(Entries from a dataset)
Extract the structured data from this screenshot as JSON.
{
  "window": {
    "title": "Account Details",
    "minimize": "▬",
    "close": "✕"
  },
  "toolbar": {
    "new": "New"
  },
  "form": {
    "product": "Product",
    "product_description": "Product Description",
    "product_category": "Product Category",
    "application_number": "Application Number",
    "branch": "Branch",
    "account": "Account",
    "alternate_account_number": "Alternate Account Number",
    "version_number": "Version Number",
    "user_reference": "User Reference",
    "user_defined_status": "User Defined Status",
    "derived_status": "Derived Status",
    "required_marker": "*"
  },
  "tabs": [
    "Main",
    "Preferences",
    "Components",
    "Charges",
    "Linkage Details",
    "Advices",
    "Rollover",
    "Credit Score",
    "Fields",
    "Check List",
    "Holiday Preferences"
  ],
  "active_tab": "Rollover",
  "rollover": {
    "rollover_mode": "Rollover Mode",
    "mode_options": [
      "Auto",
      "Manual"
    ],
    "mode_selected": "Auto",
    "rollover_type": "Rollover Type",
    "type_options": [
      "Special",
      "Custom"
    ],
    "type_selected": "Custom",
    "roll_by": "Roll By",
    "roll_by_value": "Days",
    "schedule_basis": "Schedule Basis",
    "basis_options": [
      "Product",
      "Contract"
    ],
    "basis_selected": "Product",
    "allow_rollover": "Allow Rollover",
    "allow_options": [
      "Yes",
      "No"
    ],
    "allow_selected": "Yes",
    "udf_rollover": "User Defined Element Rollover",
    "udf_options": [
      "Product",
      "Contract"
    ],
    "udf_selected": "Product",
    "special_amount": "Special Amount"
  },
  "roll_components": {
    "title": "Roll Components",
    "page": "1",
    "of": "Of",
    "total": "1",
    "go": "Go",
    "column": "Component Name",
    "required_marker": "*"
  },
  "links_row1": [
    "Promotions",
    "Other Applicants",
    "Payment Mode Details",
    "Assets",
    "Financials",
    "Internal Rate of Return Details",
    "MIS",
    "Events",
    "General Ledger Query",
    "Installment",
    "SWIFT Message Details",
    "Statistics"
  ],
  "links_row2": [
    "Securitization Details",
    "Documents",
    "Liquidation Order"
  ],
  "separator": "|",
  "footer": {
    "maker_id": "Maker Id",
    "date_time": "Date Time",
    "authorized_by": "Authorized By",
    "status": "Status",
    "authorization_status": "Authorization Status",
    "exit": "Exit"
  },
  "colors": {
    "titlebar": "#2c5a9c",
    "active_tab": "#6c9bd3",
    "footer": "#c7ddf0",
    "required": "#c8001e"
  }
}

• WORK INSTRUCTIONS
Exactly reproduce all of the entries.

• TASK RESPONSE
Extract the structured data from this screenshot as JSON.
{
  "window": {
    "title": "Account Details",
    "minimize": "▬",
    "close": "✕"
  },
  "toolbar": {
    "new": "New"
  },
  "form": {
    "product": "Product",
    "product_description": "Product Description",
    "product_category": "Product Category",
    "application_number": "Application Number",
    "branch": "Branch",
    "account": "Account",
    "alternate_account_number": "Alternate Account Number",
    "version_number": "Version Number",
    "user_reference": "User Reference",
    "user_defined_status": "User Defined Status",
    "derived_status": "Derived Status",
    "required_marker": "*"
  },
  "tabs": [
    "Main",
    "Preferences",
    "Components",
    "Charges",
    "Linkage Details",
    "Advices",
    "Rollover",
    "Credit Score",
    "Fields",
    "Check List",
    "Holiday Preferences"
  ],
  "active_tab": "Rollover",
  "rollover": {
    "rollover_mode": "Rollover Mode",
    "mode_options": [
      "Auto",
      "Manual"
    ],
    "mode_selected": "Auto",
    "rollover_type": "Rollover Type",
    "type_options": [
      "Special",
      "Custom"
    ],
    "type_selected": "Custom",
    "roll_by": "Roll By",
    "roll_by_value": "Days",
    "schedule_basis": "Schedule Basis",
    "basis_options": [
      "Product",
      "Contract"
    ],
    "basis_selected": "Product",
    "allow_rollover": "Allow Rollover",
    "allow_options": [
      "Yes",
      "No"
    ],
    "allow_selected": "Yes",
    "udf_rollover": "User Defined Element Rollover",
    "udf_options": [
      "Product",
      "Contract"
    ],
    "udf_selected": "Product",
    "special_amount": "Special Amount"
  },
  "roll_components": {
    "title": "Roll Components",
    "page": "1",
    "of": "Of",
    "total": "1",
    "go": "Go",
    "column": "Component Name",
    "required_marker": "*"
  },
  "links_row1": [
    "Promotions",
    "Other Applicants",
    "Payment Mode Details",
    "Assets",
    "Financials",
    "Internal Rate of Return Details",
    "MIS",
    "Events",
    "General Ledger Query",
    "Installment",
    "SWIFT Message Details",
    "Statistics"
  ],
  "links_row2": [
    "Securitization Details",
    "Documents",
    "Liquidation Order"
  ],
  "separator": "|",
  "footer": {
    "maker_id": "Maker Id",
    "date_time": "Date Time",
    "authorized_by": "Authorized By",
    "status": "Status",
    "authorization_status": "Authorization Status",
    "exit": "Exit"
  },
  "colors": {
    "titlebar": "#2c5a9c",
    "active_tab": "#6c9bd3",
    "footer": "#c7ddf0",
    "required": "#c8001e"
  }
}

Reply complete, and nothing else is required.